Return each line containing the string "Crude".

****************************************

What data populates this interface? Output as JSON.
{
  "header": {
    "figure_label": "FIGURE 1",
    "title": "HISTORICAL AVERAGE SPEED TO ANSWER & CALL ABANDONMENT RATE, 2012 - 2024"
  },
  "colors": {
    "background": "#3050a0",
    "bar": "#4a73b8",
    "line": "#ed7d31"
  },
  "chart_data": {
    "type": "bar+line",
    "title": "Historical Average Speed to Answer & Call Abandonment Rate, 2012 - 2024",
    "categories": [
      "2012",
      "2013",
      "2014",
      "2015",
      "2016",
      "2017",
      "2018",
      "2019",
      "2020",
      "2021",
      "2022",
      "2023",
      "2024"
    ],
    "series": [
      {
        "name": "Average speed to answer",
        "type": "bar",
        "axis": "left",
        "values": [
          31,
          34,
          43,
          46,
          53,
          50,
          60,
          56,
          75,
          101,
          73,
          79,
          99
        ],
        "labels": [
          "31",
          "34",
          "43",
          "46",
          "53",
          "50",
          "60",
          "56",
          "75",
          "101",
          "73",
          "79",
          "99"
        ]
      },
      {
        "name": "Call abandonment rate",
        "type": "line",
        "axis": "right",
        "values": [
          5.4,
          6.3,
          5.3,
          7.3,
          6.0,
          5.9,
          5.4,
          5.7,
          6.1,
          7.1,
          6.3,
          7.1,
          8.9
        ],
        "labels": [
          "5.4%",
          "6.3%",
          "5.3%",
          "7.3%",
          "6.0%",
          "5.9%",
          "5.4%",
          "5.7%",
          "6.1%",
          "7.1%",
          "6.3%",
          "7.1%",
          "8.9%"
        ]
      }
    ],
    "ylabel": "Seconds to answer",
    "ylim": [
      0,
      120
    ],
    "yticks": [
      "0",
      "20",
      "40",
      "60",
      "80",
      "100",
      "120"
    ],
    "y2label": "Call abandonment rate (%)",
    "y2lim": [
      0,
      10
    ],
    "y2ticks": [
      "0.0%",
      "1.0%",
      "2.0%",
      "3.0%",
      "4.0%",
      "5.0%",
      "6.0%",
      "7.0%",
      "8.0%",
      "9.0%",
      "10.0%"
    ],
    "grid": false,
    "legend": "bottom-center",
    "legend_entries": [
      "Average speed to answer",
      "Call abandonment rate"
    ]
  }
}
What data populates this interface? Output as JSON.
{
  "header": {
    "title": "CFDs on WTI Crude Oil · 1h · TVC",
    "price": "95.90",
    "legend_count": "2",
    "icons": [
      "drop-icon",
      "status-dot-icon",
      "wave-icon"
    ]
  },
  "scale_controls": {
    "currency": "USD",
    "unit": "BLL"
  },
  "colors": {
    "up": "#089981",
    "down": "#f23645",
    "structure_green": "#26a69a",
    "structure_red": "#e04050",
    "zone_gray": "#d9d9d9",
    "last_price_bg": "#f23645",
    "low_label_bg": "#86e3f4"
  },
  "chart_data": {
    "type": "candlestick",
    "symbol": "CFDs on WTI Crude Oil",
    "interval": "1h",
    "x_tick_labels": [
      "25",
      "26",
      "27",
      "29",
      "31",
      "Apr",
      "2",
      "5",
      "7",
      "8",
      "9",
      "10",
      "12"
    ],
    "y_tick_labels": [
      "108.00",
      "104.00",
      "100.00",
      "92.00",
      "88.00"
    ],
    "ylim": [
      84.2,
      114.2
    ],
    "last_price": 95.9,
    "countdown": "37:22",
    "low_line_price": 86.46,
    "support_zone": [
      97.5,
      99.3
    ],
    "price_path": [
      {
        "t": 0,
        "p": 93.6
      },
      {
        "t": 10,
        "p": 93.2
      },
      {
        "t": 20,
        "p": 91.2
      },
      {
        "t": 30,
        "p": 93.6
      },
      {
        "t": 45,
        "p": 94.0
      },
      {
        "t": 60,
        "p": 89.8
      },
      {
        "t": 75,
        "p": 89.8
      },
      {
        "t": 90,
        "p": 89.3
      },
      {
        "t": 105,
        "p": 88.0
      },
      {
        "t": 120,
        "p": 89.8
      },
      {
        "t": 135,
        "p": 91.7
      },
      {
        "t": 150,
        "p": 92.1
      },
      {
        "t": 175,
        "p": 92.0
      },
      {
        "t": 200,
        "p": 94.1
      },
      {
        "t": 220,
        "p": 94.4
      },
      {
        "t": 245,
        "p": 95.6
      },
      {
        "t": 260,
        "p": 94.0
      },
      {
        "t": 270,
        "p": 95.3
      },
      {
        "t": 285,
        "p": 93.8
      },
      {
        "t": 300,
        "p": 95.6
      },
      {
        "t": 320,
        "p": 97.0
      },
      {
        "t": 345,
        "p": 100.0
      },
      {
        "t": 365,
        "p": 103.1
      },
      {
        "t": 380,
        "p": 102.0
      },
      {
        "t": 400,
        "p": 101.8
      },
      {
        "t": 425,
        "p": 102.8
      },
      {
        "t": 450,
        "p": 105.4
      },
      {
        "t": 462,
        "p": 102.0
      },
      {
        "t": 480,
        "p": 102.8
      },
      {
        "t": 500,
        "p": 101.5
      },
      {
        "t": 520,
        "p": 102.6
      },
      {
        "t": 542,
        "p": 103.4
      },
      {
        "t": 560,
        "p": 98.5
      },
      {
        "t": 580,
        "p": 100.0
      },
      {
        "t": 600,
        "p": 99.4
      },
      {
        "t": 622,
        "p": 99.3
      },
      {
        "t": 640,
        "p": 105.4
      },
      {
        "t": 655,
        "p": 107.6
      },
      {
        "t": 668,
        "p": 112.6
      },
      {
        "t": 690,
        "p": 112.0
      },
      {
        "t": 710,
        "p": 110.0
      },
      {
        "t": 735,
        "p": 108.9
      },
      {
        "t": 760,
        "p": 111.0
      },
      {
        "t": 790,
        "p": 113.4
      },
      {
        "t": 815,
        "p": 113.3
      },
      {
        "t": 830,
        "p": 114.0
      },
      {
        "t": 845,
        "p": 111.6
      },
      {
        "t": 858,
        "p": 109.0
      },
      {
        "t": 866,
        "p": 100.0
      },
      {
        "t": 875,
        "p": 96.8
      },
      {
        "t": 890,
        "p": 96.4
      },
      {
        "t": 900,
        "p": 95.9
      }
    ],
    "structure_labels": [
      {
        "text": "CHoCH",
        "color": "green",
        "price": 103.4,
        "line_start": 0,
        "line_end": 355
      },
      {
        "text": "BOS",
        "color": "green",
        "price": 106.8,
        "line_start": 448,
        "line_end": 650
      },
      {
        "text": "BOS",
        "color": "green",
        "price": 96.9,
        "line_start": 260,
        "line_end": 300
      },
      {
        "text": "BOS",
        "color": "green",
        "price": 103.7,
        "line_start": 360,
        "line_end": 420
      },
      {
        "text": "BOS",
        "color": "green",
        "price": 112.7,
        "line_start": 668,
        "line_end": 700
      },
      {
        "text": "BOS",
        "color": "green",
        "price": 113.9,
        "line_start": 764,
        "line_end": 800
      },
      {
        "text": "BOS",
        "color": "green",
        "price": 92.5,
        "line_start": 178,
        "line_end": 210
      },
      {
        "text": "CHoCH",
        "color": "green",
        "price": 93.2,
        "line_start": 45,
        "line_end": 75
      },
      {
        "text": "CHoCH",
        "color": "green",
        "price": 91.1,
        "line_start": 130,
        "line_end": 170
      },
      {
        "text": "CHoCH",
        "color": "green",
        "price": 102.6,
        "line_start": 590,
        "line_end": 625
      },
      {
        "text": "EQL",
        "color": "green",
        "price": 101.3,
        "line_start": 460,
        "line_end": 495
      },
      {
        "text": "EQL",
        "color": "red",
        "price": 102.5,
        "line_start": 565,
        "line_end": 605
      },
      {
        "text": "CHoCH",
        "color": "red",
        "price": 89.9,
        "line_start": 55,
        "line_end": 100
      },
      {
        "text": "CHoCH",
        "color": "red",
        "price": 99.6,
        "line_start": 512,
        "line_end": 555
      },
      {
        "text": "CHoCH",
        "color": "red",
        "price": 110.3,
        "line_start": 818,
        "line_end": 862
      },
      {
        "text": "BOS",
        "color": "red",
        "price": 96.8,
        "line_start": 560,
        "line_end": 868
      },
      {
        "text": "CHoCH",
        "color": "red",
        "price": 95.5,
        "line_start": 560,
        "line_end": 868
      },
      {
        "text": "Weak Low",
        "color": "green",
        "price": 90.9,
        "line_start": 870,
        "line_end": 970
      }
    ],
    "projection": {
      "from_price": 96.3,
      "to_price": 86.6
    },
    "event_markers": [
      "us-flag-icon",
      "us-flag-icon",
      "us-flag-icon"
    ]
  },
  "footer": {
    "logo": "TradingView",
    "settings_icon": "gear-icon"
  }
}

****************************************

» RESPONSE TO THE TASK:
    "title": "CFDs on WTI Crude Oil · 1h · TVC",
    "symbol": "CFDs on WTI Crude Oil",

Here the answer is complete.